Goal -> Using the data below, copy every line that contains the word "name".

Figure record listings ->
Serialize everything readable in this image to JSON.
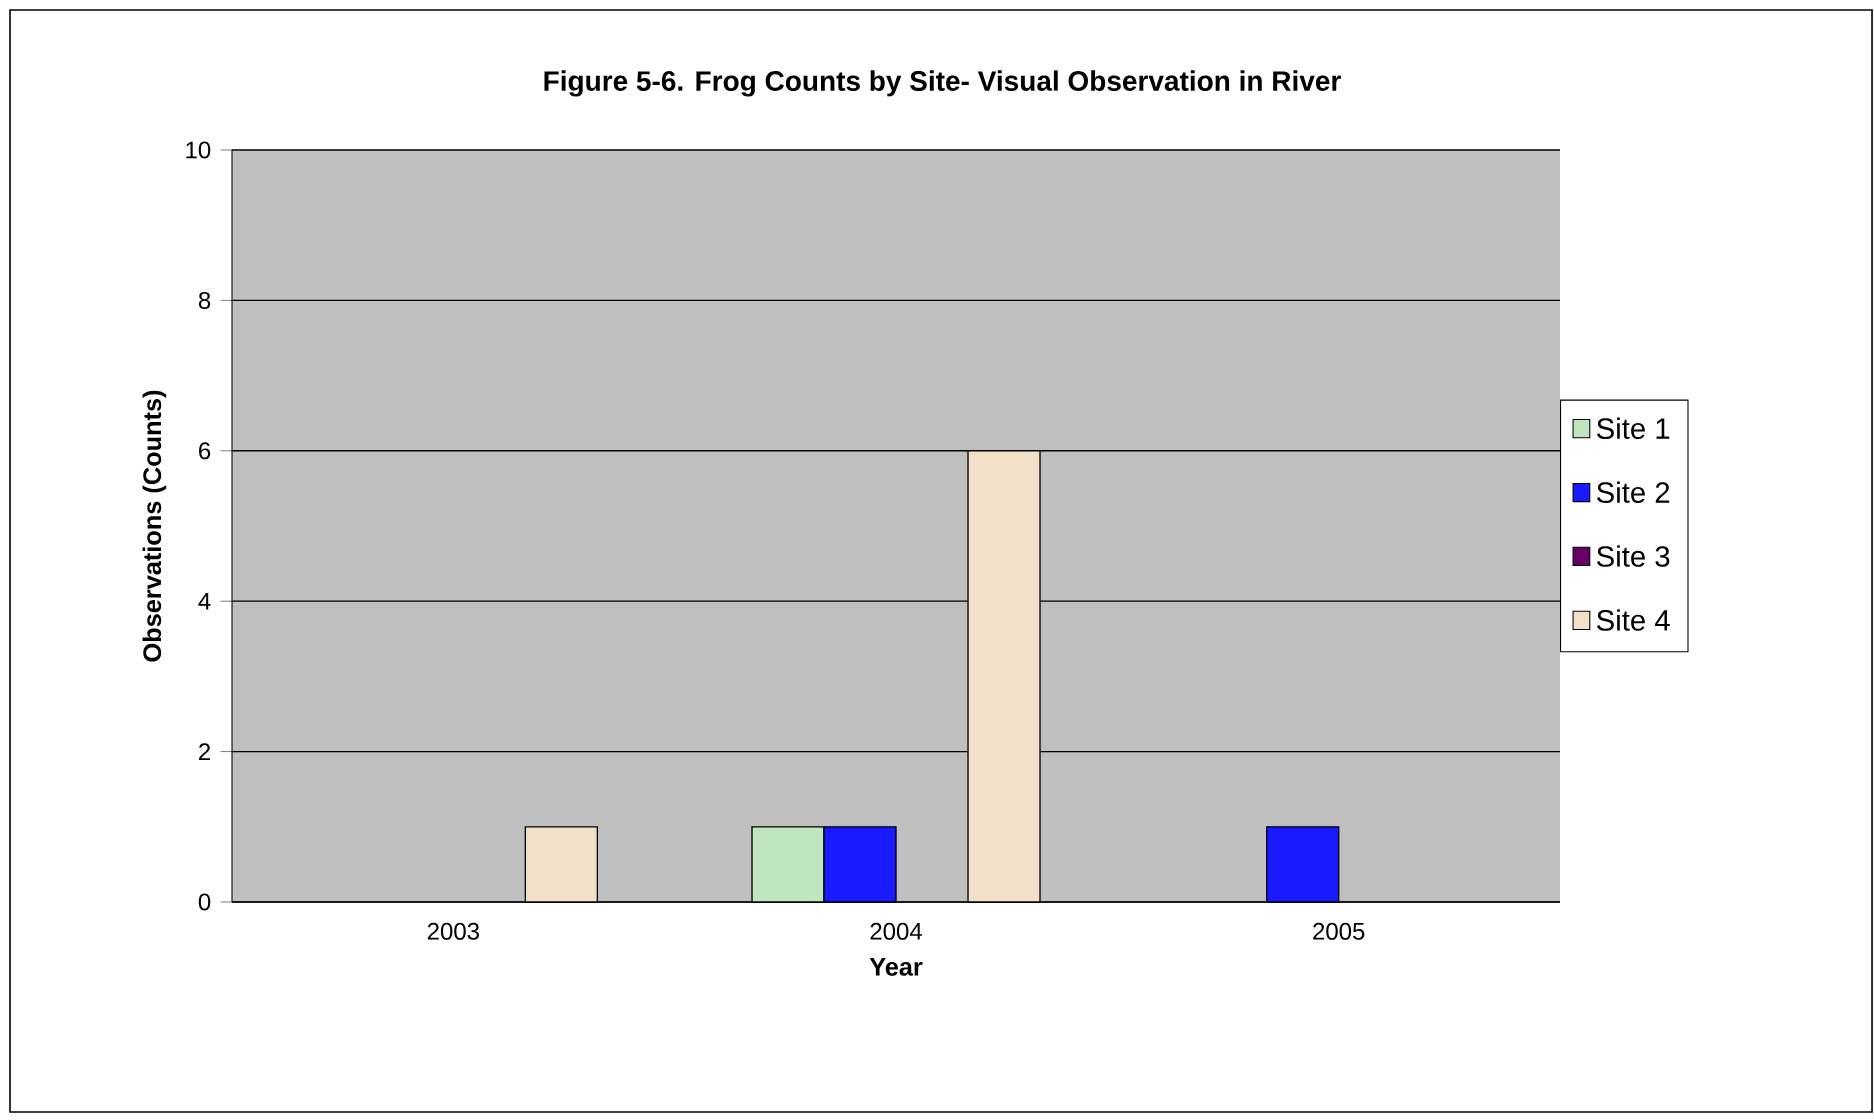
{
  "chart_data": {
    "type": "bar",
    "title": "Figure 5-6.  Frog Counts by Site- Visual Observation in River",
    "xlabel": "Year",
    "ylabel": "Observations (Counts)",
    "categories": [
      "2003",
      "2004",
      "2005"
    ],
    "series": [
      {
        "name": "Site 1",
        "color": "#c0e6c0",
        "values": [
          0,
          1,
          0
        ]
      },
      {
        "name": "Site 2",
        "color": "#1a1aff",
        "values": [
          0,
          1,
          1
        ]
      },
      {
        "name": "Site 3",
        "color": "#660066",
        "values": [
          0,
          0,
          0
        ]
      },
      {
        "name": "Site 4",
        "color": "#f2e0c8",
        "values": [
          1,
          6,
          0
        ]
      }
    ],
    "ylim": [
      0,
      10
    ],
    "yticks": [
      0,
      2,
      4,
      6,
      8,
      10
    ],
    "grid": "y",
    "legend": "right"
  }
}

Full answer ->
        "name": "Site 1",
        "name": "Site 2",
        "name": "Site 3",
        "name": "Site 4",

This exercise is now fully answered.